# Data excerpts

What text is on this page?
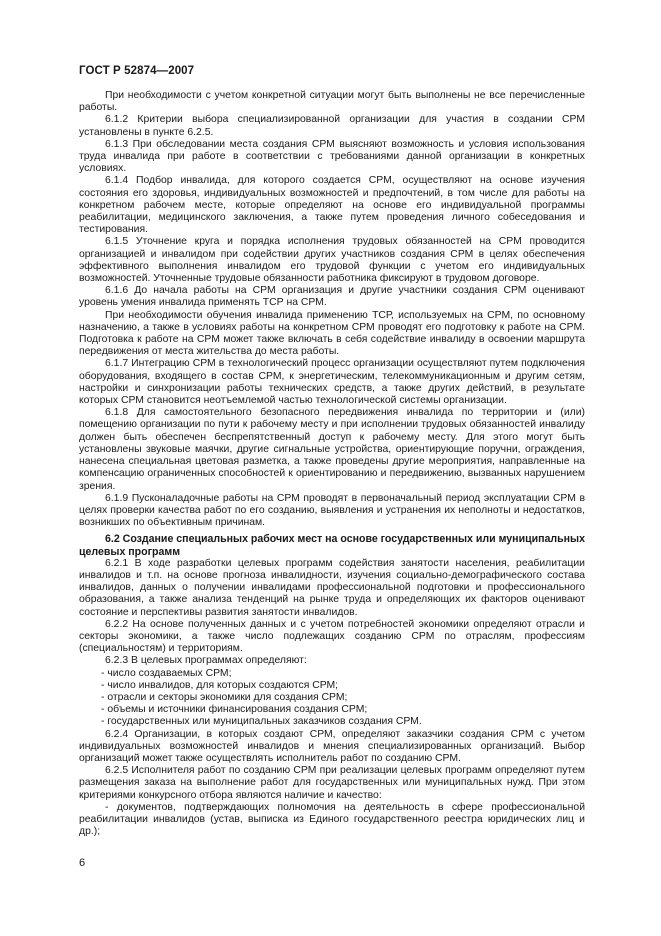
ГОСТ Р 52874—2007

При необходимости с учетом конкретной ситуации могут быть выполнены не все перечисленные работы.

6.1.2 Критерии выбора специализированной организации для участия в создании СРМ установлены в пункте 6.2.5.

6.1.3 При обследовании места создания СРМ выясняют возможность и условия использования труда инвалида при работе в соответствии с требованиями данной организации в конкретных условиях.

6.1.4 Подбор инвалида, для которого создается СРМ, осуществляют на основе изучения состояния его здоровья, индивидуальных возможностей и предпочтений, в том числе для работы на конкретном рабочем месте, которые определяют на основе его индивидуальной программы реабилитации, медицинского заключения, а также путем проведения личного собеседования и тестирования.

6.1.5 Уточнение круга и порядка исполнения трудовых обязанностей на СРМ проводится организацией и инвалидом при содействии других участников создания СРМ в целях обеспечения эффективного выполнения инвалидом его трудовой функции с учетом его индивидуальных возможностей. Уточненные трудовые обязанности работника фиксируют в трудовом договоре.

6.1.6 До начала работы на СРМ организация и другие участники создания СРМ оценивают уровень умения инвалида применять ТСР на СРМ.

При необходимости обучения инвалида применению ТСР, используемых на СРМ, по основному назначению, а также в условиях работы на конкретном СРМ проводят его подготовку к работе на СРМ. Подготовка к работе на СРМ может также включать в себя содействие инвалиду в освоении маршрута передвижения от места жительства до места работы.

6.1.7 Интеграцию СРМ в технологический процесс организации осуществляют путем подключения оборудования, входящего в состав СРМ, к энергетическим, телекоммуникационным и другим сетям, настройки и синхронизации работы технических средств, а также других действий, в результате которых СРМ становится неотъемлемой частью технологической системы организации.

6.1.8 Для самостоятельного безопасного передвижения инвалида по территории и (или) помещению организации по пути к рабочему месту и при исполнении трудовых обязанностей инвалиду должен быть обеспечен беспрепятственный доступ к рабочему месту. Для этого могут быть установлены звуковые маячки, другие сигнальные устройства, ориентирующие поручни, ограждения, нанесена специальная цветовая разметка, а также проведены другие мероприятия, направленные на компенсацию ограниченных способностей к ориентированию и передвижению, вызванных нарушением зрения.

6.1.9 Пусконаладочные работы на СРМ проводят в первоначальный период эксплуатации СРМ в целях проверки качества работ по его созданию, выявления и устранения их неполноты и недостатков, возникших по объективным причинам.

6.2 Создание специальных рабочих мест на основе государственных или муниципальных целевых программ

6.2.1 В ходе разработки целевых программ содействия занятости населения, реабилитации инвалидов и т.п. на основе прогноза инвалидности, изучения социально-демографического состава инвалидов, данных о получении инвалидами профессиональной подготовки и профессионального образования, а также анализа тенденций на рынке труда и определяющих их факторов оценивают состояние и перспективы развития занятости инвалидов.

6.2.2 На основе полученных данных и с учетом потребностей экономики определяют отрасли и секторы экономики, а также число подлежащих созданию СРМ по отраслям, профессиям (специальностям) и территориям.

6.2.3 В целевых программах определяют:

- число создаваемых СРМ;

- число инвалидов, для которых создаются СРМ;

- отрасли и секторы экономики для создания СРМ;

- объемы и источники финансирования создания СРМ;

- государственных или муниципальных заказчиков создания СРМ.

6.2.4 Организации, в которых создают СРМ, определяют заказчики создания СРМ с учетом индивидуальных возможностей инвалидов и мнения специализированных организаций. Выбор организаций может также осуществлять исполнитель работ по созданию СРМ.

6.2.5 Исполнителя работ по созданию СРМ при реализации целевых программ определяют путем размещения заказа на выполнение работ для государственных или муниципальных нужд. При этом критериями конкурсного отбора являются наличие и качество:

- документов, подтверждающих полномочия на деятельность в сфере профессиональной реабилитации инвалидов (устав, выписка из Единого государственного реестра юридических лиц и др.);

6
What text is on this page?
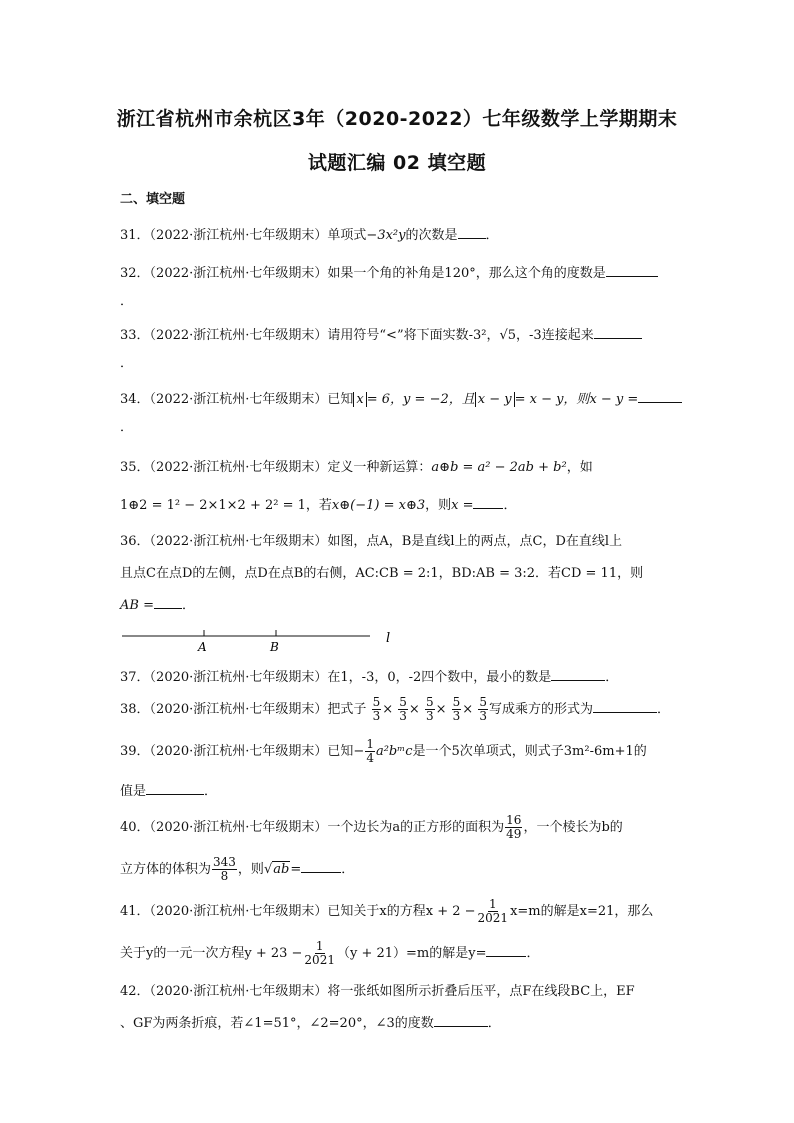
浙江省杭州市余杭区3年（2020-2022）七年级数学上学期期末
试题汇编 02 填空题
二、填空题
31．（2022·浙江杭州·七年级期末）单项式−3x²y的次数是 ．
32．（2022·浙江杭州·七年级期末）如果一个角的补角是120°，那么这个角的度数是
．
33．（2022·浙江杭州·七年级期末）请用符号“<”将下面实数-3²，√5，-3连接起来
．
34．（2022·浙江杭州·七年级期末）已知 x = 6，y = −2，且 x − y = x − y，则x − y =
．
35．（2022·浙江杭州·七年级期末）定义一种新运算：a⊕b = a² − 2ab + b²，如
1⊕2 = 1² − 2×1×2 + 2² = 1，若x⊕(−1) = x⊕3，则x = ．
36．（2022·浙江杭州·七年级期末）如图，点A，B是直线l上的两点，点C，D在直线l上
且点C在点D的左侧，点D在点B的右侧，AC:CB = 2:1，BD:AB = 3:2．若CD = 11，则
AB = ．
A	B
l
37．（2020·浙江杭州·七年级期末）在1，-3，0，-2四个数中，最小的数是	．
38．（2020·浙江杭州·七年级期末）把式子 $\frac{5}{3} \times \frac{5}{3} \times \frac{5}{3} \times \frac{5}{3} \times \frac{5}{3}$ 写成乘方的形式为	．
39．（2020·浙江杭州·七年级期末）已知− $\frac{1}{4}$ a²bᵐc是一个5次单项式，则式子3m²-6m+1的
值是	．
40．（2020·浙江杭州·七年级期末）一个边长为a的正方形的面积为 $\frac{16}{49}$ ，一个棱长为b的
立方体的体积为 $\frac{343}{8}$ ，则√ab=	．
41．（2020·浙江杭州·七年级期末）已知关于x的方程$x + 2 - \frac{1}{2021} x=m$的解是x=21，那么
关于y的一元一次方程$y + 23 - \frac{1}{2021} (y + 21)=m$的解是y=	．
42．（2020·浙江杭州·七年级期末）将一张纸如图所示折叠后压平，点F在线段BC上，EF
、GF为两条折痕，若∠1=51°，∠2=20°，∠3的度数	．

# Task to carry out
Copy the data word for word. Pictures do not go in the copy.

# Result of this exercise
What text is on this page?
ГОСТ Р 52874—2007

При необходимости с учетом конкретной ситуации могут быть выполнены не все перечисленные работы.

6.1.2 Критерии выбора специализированной организации для участия в создании СРМ установлены в пункте 6.2.5.

6.1.3 При обследовании места создания СРМ выясняют возможность и условия использования труда инвалида при работе в соответствии с требованиями данной организации в конкретных условиях.

6.1.4 Подбор инвалида, для которого создается СРМ, осуществляют на основе изучения состояния его здоровья, индивидуальных возможностей и предпочтений, в том числе для работы на конкретном рабочем месте, которые определяют на основе его индивидуальной программы реабилитации, медицинского заключения, а также путем проведения личного собеседования и тестирования.

6.1.5 Уточнение круга и порядка исполнения трудовых обязанностей на СРМ проводится организацией и инвалидом при содействии других участников создания СРМ в целях обеспечения эффективного выполнения инвалидом его трудовой функции с учетом его индивидуальных возможностей. Уточненные трудовые обязанности работника фиксируют в трудовом договоре.

6.1.6 До начала работы на СРМ организация и другие участники создания СРМ оценивают уровень умения инвалида применять ТСР на СРМ.

При необходимости обучения инвалида применению ТСР, используемых на СРМ, по основному назначению, а также в условиях работы на конкретном СРМ проводят его подготовку к работе на СРМ. Подготовка к работе на СРМ может также включать в себя содействие инвалиду в освоении маршрута передвижения от места жительства до места работы.

6.1.7 Интеграцию СРМ в технологический процесс организации осуществляют путем подключения оборудования, входящего в состав СРМ, к энергетическим, телекоммуникационным и другим сетям, настройки и синхронизации работы технических средств, а также других действий, в результате которых СРМ становится неотъемлемой частью технологической системы организации.

6.1.8 Для самостоятельного безопасного передвижения инвалида по территории и (или) помещению организации по пути к рабочему месту и при исполнении трудовых обязанностей инвалиду должен быть обеспечен беспрепятственный доступ к рабочему месту. Для этого могут быть установлены звуковые маячки, другие сигнальные устройства, ориентирующие поручни, ограждения, нанесена специальная цветовая разметка, а также проведены другие мероприятия, направленные на компенсацию ограниченных способностей к ориентированию и передвижению, вызванных нарушением зрения.

6.1.9 Пусконаладочные работы на СРМ проводят в первоначальный период эксплуатации СРМ в целях проверки качества работ по его созданию, выявления и устранения их неполноты и недостатков, возникших по объективным причинам.

6.2 Создание специальных рабочих мест на основе государственных или муниципальных целевых программ

6.2.1 В ходе разработки целевых программ содействия занятости населения, реабилитации инвалидов и т.п. на основе прогноза инвалидности, изучения социально-демографического состава инвалидов, данных о получении инвалидами профессиональной подготовки и профессионального образования, а также анализа тенденций на рынке труда и определяющих их факторов оценивают состояние и перспективы развития занятости инвалидов.

6.2.2 На основе полученных данных и с учетом потребностей экономики определяют отрасли и секторы экономики, а также число подлежащих созданию СРМ по отраслям, профессиям (специальностям) и территориям.

6.2.3 В целевых программах определяют:

- число создаваемых СРМ;

- число инвалидов, для которых создаются СРМ;

- отрасли и секторы экономики для создания СРМ;

- объемы и источники финансирования создания СРМ;

- государственных или муниципальных заказчиков создания СРМ.

6.2.4 Организации, в которых создают СРМ, определяют заказчики создания СРМ с учетом индивидуальных возможностей инвалидов и мнения специализированных организаций. Выбор организаций может также осуществлять исполнитель работ по созданию СРМ.

6.2.5 Исполнителя работ по созданию СРМ при реализации целевых программ определяют путем размещения заказа на выполнение работ для государственных или муниципальных нужд. При этом критериями конкурсного отбора являются наличие и качество:

- документов, подтверждающих полномочия на деятельность в сфере профессиональной реабилитации инвалидов (устав, выписка из Единого государственного реестра юридических лиц и др.);

6
What text is on this page?
浙江省杭州市余杭区3年（2020-2022）七年级数学上学期期末
试题汇编 02 填空题
二、填空题
31．（2022·浙江杭州·七年级期末）单项式−3x²y的次数是 ．
32．（2022·浙江杭州·七年级期末）如果一个角的补角是120°，那么这个角的度数是
．
33．（2022·浙江杭州·七年级期末）请用符号“<”将下面实数-3²，√5，-3连接起来
．
34．（2022·浙江杭州·七年级期末）已知 x = 6，y = −2，且 x − y = x − y，则x − y =
．
35．（2022·浙江杭州·七年级期末）定义一种新运算：a⊕b = a² − 2ab + b²，如
1⊕2 = 1² − 2×1×2 + 2² = 1，若x⊕(−1) = x⊕3，则x = ．
36．（2022·浙江杭州·七年级期末）如图，点A，B是直线l上的两点，点C，D在直线l上
且点C在点D的左侧，点D在点B的右侧，AC:CB = 2:1，BD:AB = 3:2．若CD = 11，则
AB = ．
A	B
l
37．（2020·浙江杭州·七年级期末）在1，-3，0，-2四个数中，最小的数是	．
38．（2020·浙江杭州·七年级期末）把式子 $\frac{5}{3} \times \frac{5}{3} \times \frac{5}{3} \times \frac{5}{3} \times \frac{5}{3}$ 写成乘方的形式为	．
39．（2020·浙江杭州·七年级期末）已知− $\frac{1}{4}$ a²bᵐc是一个5次单项式，则式子3m²-6m+1的
值是	．
40．（2020·浙江杭州·七年级期末）一个边长为a的正方形的面积为 $\frac{16}{49}$ ，一个棱长为b的
立方体的体积为 $\frac{343}{8}$ ，则√ab=	．
41．（2020·浙江杭州·七年级期末）已知关于x的方程$x + 2 - \frac{1}{2021} x=m$的解是x=21，那么
关于y的一元一次方程$y + 23 - \frac{1}{2021} (y + 21)=m$的解是y=	．
42．（2020·浙江杭州·七年级期末）将一张纸如图所示折叠后压平，点F在线段BC上，EF
、GF为两条折痕，若∠1=51°，∠2=20°，∠3的度数	．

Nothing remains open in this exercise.